TEXTO DEL DOCUMENTO
◆ ◆ ◆ ◆ ◆ ◆ ◆
Ante la desmedida puesta en práctica del discurso revolucionario francés en la defensa de los derechos naturales —que incluso llegó a plantearlos en forma dogmática, descontextualizándolos de su origen—, surgió el Romanticismo en Europa. Esta corriente de pensamiento reconstituyó el contexto recurriendo a la exaltación de los sentimientos del individuo que correspondían a profundas raíces históricas, las que, a su vez, pertenecían a una cultura determinada; raíces que demostraban que la aplicación de los derechos se hallaba vinculada a la formación de la nación. Esta circunstancia hizo palpable la necesidad de redescubrir el pasado como condición sine qua non para el entendimiento de las relaciones presentes y, así, distinguir en él la existencia de valores tanto colectivos como individuales bajo una idiosincrasia común, a la cual concurren tradiciones, idioma, religión, y manifestaciones racionales y espontáneas, las que en cada país tuvieron expresiones y tiempos diferentes.
Para los románticos, las coyunturas nos habían llevado a apreciar en el escenario que a los procesos históricos no les bastaba el énfasis en el modelo racional; esto no implicaba negar el derecho natural, sino interpretarlo juntamente con el vínculo indisoluble existente entre la comunidad social y económica, y el individuo. De ahí que se hace evidente la encarnación del espíritu de la nacionalidad, abordándolo de forma simultánea en el desarrollo de sus aspectos político, social y jurídico, que no siempre se realizan con la misma velocidad.
En el ámbito político, podemos advertir esta explicación en la gestación de las luchas nacionales en tierras europeas occidentales, que encuentran en Napoleón Bonaparte la figura emblemática. A través de los retratos o de la narrativa, proyectó una realidad donde la exaltación de la colectividad convertía al ser humano en epónimo o benemérito de la patria. Con respecto al aspecto social, el romanticismo mostró a la burguesía como sector emergente capaz de ocupar los ámbitos que antes eran exclusivos de la nobleza, presentándose como el motor llamado a reformular las condiciones sociales y laborales, bajo la premisa de la autonomía o manifestación de la voluntad y la que con el fenómeno de la Revolución industrial absorbió para el mercado laboral la mano de obra de niños, mujeres y hombres.
En cuanto al derecho, el Romanticismo encontró en el alemán Karl von Savigny y su obra Sobre la vocación de nuestro tiempo para la legislación y la ciencia jurídica la formación de la Escuela Histórica del Derecho como respuesta al sistema legalista francés, que había reducido el estudio del derecho al llamado «imperio de la ley», sustentado en la dogmática jurídica. Los galos habían prescindido de la costumbre e invalidaron a la jurisprudencia como fuente jurídica al considerar que el juez era solo la boca de la ley. Ante ello, Savigny rescató el rol protagónico del pueblo que, a través de su espíritu (Volkgeist), demostraba que el derecho era, ante todo, la expresión de la cultura junto con otras correspondientes a diferentes ámbitos disciplinarios. Así, se hurgaba en el redescubrimiento de las instituciones de la sociedad y del Estado en su conjunto, bajo la premisa de construir con rigurosidad su concepto jurídico, lo que permitía combatir la visión francesa de carácter naturista y universal que hasta entonces había predominado.
◆ ◆ ◆ ◆ ◆ ◆ ◆
LISTADO DE ENTRADAS
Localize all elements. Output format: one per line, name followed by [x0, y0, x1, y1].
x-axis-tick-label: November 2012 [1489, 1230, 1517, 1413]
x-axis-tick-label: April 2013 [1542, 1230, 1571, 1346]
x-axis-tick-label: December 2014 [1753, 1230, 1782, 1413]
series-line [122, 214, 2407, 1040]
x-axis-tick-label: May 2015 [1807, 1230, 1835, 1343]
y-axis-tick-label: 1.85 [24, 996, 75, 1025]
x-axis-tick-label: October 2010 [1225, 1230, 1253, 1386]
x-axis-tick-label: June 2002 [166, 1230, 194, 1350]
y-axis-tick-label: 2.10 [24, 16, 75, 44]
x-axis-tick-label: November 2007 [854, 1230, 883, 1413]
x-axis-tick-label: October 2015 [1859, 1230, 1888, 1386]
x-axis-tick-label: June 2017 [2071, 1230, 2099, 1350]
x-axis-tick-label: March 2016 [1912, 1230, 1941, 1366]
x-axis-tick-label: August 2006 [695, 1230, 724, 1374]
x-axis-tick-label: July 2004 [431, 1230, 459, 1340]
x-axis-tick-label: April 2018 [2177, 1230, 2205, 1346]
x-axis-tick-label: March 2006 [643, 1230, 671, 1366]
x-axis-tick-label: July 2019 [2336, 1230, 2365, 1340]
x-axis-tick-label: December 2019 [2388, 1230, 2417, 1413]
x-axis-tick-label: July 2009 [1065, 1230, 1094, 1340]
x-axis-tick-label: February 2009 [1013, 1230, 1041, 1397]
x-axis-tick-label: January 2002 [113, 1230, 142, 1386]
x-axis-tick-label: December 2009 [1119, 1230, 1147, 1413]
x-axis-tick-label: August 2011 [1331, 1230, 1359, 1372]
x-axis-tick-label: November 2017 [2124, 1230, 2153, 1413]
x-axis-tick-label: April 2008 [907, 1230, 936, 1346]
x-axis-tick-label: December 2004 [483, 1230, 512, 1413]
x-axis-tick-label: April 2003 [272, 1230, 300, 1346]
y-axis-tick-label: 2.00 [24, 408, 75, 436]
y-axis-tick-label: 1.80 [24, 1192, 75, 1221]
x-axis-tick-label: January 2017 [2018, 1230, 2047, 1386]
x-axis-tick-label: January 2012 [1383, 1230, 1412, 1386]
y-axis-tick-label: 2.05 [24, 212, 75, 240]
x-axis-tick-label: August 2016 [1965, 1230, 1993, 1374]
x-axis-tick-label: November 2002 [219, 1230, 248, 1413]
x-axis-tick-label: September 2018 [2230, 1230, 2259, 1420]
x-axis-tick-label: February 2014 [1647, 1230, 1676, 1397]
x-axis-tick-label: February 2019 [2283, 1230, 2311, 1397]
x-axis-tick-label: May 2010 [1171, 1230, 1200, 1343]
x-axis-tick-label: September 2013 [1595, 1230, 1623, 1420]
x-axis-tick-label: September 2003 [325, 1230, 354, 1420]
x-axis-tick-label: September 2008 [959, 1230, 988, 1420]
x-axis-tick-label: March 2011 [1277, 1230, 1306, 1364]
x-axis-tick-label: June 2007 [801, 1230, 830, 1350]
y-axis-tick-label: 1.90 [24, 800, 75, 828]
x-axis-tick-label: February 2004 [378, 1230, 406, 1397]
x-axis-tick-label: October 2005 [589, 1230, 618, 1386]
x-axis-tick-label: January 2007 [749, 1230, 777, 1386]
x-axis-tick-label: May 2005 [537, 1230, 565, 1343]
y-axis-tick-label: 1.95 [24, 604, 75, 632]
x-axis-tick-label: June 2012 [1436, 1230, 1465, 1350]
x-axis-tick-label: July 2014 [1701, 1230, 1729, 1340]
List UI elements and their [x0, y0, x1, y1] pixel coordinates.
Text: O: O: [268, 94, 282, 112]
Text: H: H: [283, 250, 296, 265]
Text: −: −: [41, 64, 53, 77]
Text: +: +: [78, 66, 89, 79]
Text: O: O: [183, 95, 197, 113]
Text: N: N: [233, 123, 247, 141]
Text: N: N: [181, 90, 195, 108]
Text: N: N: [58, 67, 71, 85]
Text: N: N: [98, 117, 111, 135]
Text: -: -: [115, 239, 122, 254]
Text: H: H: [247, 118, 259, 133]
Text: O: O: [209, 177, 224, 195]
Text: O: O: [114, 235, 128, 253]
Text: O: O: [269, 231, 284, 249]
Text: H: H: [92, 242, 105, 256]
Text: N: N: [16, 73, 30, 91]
◆ ◆ ◆ ◆ ◆ ◆ ◆
LISTA DE TAREAS
[a] ¿Qué figura presenta el texto sobre el Romanticismo como emblemática de las luchas nacionales en tierras europeas occidentales?
[b] Traduce al inglés la siguiente oración del texto sobre el Romanticismo: «Los galos habían prescindido de la costumbre e invalidaron a la jurisprudencia como fuente jurídica al considerar que el juez era solo la boca de la ley».
El material no tiene ningún papel en este ejercicio.

SOLUCIONES DESARROLLADAS
[a] Napoleón Bonaparte.

[b] The French had done away with custom and invalidated case law as a source of law, holding that the judge was merely the mouth of the law.